■ PROBLEM STATEMENT
From the listing below, select every line where the word "субсидий" appears.
------------------------------------------------
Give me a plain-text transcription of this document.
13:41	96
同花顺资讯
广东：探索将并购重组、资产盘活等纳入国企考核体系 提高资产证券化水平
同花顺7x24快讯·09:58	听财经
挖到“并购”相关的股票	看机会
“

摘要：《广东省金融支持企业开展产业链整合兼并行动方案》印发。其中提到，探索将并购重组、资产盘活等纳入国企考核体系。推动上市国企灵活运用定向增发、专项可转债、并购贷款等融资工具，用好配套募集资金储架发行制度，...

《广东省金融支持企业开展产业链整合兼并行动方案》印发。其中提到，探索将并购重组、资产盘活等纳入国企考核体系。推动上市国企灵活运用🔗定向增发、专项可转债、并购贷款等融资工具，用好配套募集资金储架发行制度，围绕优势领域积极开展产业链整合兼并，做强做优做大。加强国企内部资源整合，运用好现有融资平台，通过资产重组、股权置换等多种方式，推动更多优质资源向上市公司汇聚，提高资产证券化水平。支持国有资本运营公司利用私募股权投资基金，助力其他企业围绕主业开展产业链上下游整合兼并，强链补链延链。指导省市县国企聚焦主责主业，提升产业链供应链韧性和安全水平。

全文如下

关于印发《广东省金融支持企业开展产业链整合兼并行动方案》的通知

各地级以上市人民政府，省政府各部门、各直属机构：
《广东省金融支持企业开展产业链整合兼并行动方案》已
------------------------------------------------
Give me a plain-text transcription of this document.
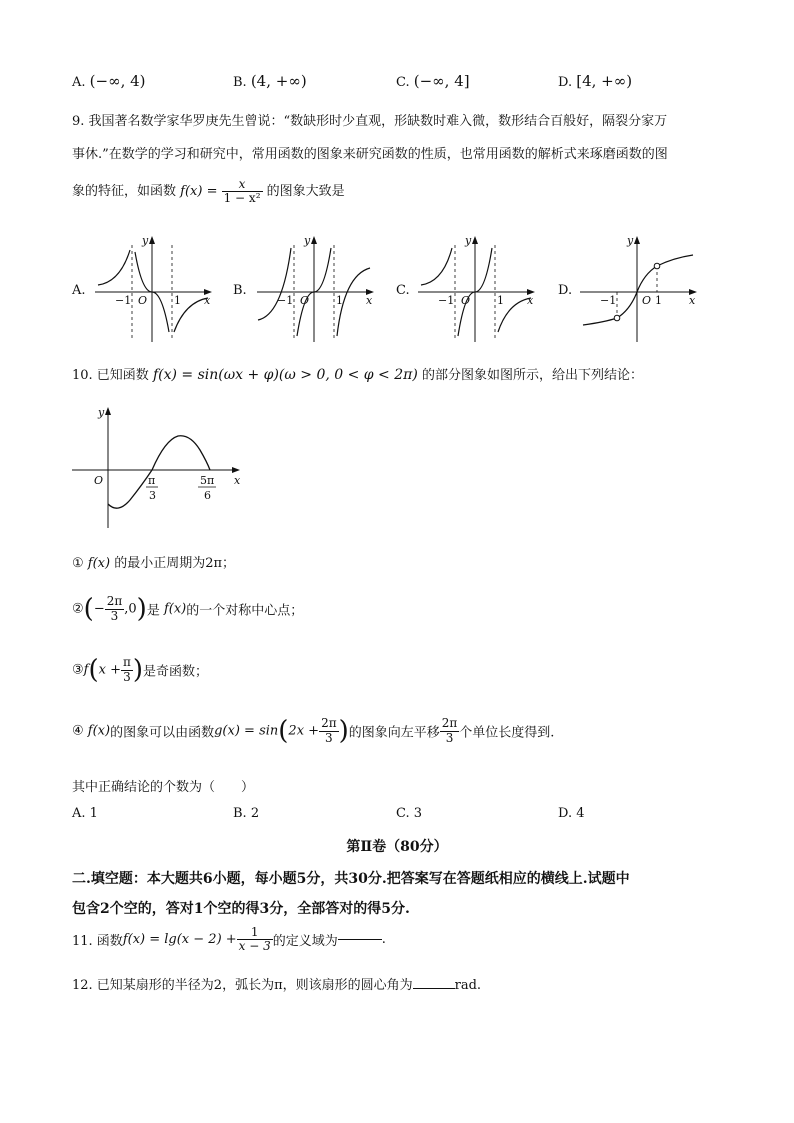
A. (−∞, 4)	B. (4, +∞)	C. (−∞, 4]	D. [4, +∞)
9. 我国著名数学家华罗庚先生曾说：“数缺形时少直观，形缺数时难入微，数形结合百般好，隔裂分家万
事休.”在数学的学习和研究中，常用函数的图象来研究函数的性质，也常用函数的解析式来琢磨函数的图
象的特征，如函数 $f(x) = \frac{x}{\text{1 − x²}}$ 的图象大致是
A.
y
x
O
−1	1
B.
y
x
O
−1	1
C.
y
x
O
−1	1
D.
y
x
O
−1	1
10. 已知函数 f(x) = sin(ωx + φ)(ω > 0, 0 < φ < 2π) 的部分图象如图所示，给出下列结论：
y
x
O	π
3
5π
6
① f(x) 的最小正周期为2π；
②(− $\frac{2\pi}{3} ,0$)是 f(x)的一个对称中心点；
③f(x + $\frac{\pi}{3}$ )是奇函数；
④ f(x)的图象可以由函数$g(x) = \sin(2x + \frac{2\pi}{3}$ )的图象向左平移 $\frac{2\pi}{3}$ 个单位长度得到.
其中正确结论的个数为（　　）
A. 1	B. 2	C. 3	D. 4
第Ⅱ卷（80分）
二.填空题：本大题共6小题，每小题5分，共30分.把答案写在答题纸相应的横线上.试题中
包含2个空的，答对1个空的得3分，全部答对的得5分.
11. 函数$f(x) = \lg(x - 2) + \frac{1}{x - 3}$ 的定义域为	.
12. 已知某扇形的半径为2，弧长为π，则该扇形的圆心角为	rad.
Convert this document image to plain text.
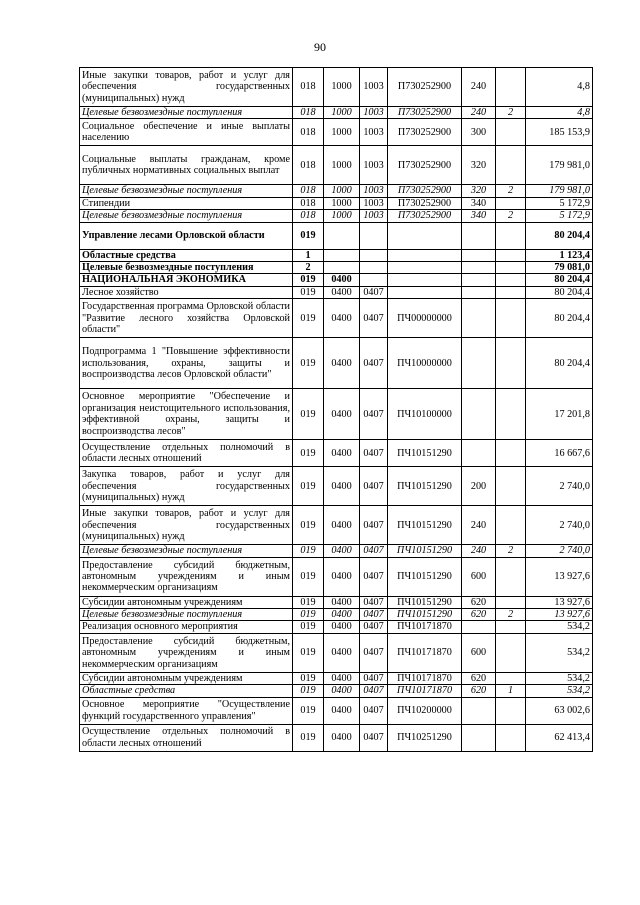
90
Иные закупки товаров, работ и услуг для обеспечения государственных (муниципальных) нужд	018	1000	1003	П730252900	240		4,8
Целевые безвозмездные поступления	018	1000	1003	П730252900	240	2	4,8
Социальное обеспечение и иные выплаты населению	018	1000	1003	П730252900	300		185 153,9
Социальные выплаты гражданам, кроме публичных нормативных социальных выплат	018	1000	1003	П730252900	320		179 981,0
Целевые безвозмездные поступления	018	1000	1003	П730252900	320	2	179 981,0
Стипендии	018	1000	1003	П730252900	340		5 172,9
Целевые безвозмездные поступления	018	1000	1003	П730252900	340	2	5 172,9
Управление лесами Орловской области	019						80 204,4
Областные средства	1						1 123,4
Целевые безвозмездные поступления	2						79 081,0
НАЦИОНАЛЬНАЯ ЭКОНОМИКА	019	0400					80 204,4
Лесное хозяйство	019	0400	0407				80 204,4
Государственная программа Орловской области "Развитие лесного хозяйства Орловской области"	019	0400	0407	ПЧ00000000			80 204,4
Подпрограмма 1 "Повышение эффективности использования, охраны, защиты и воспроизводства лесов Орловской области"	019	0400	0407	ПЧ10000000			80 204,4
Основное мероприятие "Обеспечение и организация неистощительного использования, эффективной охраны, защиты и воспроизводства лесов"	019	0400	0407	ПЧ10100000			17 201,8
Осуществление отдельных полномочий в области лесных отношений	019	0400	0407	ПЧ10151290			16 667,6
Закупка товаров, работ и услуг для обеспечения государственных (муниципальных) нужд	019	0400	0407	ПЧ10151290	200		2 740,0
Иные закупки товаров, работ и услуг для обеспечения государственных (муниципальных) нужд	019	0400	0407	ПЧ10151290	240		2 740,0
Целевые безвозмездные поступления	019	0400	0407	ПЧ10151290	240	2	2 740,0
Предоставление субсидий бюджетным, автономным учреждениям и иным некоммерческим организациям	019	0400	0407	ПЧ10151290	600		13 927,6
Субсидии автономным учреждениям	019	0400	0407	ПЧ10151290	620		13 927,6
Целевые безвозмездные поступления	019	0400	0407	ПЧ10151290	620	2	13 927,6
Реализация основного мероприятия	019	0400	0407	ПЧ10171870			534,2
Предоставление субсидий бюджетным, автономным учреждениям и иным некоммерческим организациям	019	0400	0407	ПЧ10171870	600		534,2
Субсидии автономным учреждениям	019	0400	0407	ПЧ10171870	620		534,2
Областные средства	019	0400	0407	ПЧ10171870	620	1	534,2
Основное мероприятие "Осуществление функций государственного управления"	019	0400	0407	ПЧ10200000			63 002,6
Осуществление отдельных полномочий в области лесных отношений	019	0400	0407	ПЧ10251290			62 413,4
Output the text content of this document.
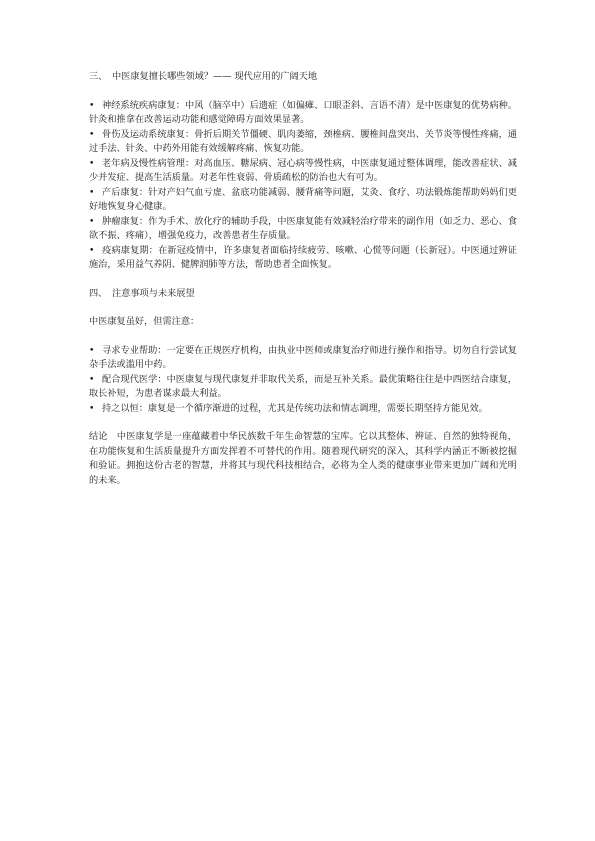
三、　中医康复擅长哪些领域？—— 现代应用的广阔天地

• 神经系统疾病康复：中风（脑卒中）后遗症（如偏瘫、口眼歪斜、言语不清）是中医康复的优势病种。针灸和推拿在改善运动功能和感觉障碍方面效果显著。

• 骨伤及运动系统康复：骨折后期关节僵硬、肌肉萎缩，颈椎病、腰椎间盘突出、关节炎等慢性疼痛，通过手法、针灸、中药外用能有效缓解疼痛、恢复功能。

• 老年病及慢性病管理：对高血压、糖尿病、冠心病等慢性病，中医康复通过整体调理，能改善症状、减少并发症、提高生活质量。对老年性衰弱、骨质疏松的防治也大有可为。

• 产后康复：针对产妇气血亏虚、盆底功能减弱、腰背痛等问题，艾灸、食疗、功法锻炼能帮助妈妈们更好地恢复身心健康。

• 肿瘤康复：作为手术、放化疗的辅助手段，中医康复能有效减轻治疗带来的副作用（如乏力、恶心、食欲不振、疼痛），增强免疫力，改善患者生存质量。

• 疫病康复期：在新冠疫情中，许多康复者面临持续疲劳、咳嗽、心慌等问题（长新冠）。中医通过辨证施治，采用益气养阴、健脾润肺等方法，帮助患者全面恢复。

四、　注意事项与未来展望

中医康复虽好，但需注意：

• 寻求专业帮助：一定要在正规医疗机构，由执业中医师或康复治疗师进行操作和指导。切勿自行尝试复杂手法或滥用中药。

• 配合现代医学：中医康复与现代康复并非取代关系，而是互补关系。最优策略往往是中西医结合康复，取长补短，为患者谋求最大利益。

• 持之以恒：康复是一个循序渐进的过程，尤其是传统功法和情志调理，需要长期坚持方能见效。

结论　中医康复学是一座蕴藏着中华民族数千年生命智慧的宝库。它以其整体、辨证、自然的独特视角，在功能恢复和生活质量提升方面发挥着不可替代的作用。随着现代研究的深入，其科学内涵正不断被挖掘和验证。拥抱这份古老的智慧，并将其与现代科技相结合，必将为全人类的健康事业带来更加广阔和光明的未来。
------------------------------------------------
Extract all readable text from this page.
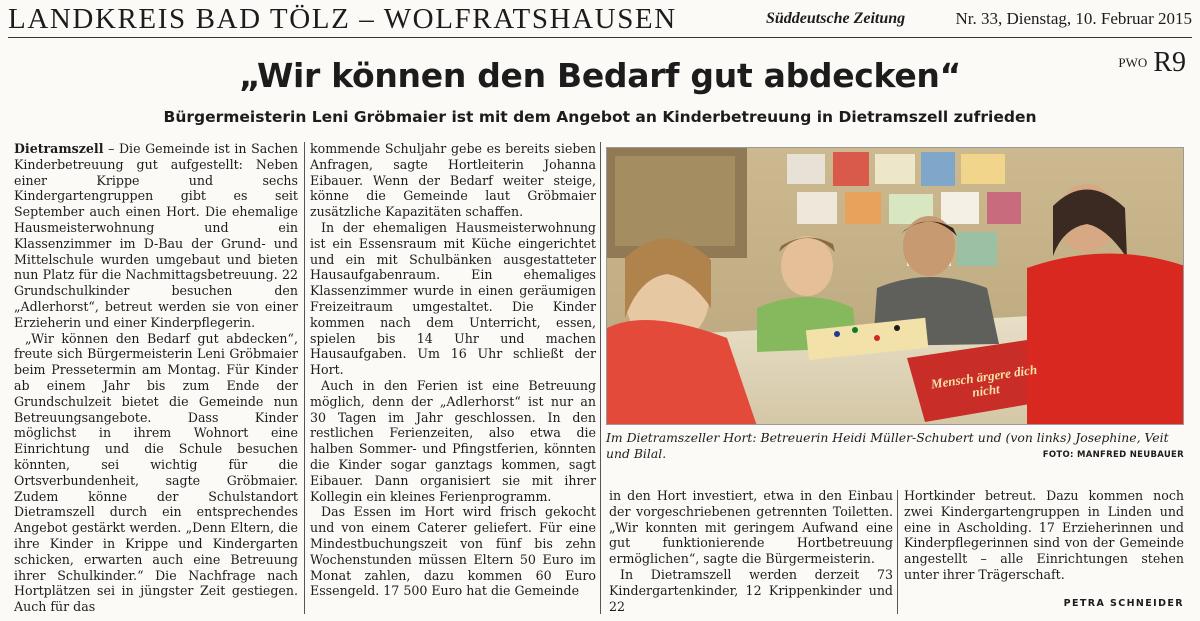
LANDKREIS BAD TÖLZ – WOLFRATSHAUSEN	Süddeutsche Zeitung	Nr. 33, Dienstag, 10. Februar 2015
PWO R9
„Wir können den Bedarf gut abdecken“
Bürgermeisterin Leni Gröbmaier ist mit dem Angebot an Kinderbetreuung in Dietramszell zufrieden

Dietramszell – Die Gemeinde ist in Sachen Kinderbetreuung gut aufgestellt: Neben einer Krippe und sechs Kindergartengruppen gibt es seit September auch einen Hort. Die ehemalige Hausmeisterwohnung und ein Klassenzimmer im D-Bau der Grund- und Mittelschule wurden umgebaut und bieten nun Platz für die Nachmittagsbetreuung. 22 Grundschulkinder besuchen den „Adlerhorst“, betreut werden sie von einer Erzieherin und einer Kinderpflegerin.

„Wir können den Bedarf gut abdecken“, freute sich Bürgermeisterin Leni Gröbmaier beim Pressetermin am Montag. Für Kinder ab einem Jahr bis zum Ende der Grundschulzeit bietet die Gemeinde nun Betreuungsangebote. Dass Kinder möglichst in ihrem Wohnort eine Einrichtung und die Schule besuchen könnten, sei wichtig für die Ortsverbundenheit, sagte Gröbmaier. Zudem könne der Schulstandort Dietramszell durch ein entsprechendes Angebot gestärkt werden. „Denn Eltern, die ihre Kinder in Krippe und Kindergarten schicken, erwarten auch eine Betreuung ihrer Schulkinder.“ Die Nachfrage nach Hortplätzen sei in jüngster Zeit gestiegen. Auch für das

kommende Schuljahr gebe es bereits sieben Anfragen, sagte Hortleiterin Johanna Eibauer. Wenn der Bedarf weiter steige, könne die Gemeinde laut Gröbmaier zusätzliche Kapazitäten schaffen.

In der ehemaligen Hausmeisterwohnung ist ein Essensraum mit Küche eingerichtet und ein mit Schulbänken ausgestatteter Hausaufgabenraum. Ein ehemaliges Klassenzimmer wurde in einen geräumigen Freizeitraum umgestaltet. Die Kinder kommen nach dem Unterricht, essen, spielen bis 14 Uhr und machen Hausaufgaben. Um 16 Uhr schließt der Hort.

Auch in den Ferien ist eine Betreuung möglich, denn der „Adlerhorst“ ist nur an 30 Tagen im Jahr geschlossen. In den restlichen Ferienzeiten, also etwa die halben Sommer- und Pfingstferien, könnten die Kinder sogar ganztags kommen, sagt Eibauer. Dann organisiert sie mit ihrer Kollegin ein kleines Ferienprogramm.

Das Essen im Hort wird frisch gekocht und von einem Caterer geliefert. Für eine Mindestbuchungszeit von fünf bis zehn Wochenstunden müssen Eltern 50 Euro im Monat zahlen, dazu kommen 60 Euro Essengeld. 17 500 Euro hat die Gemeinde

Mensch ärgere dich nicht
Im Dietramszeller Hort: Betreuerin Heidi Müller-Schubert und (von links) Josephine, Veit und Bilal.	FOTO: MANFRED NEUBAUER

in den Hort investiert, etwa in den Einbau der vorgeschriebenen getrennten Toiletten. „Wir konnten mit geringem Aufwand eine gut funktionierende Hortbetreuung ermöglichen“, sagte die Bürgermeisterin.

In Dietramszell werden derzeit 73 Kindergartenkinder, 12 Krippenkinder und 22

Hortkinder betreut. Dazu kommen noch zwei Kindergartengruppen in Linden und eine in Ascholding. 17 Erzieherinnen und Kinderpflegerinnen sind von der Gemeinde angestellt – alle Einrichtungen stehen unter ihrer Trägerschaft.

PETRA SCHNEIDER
------------------------------------------------
■ RESULT BELOW
Предоставление субсидий бюджетным, автономным учреждениям и иным некоммерческим организациям	019	0400	0407	ПЧ10151290	600		13 927,6
Предоставление субсидий бюджетным, автономным учреждениям и иным некоммерческим организациям	019	0400	0407	ПЧ10171870	600		534,2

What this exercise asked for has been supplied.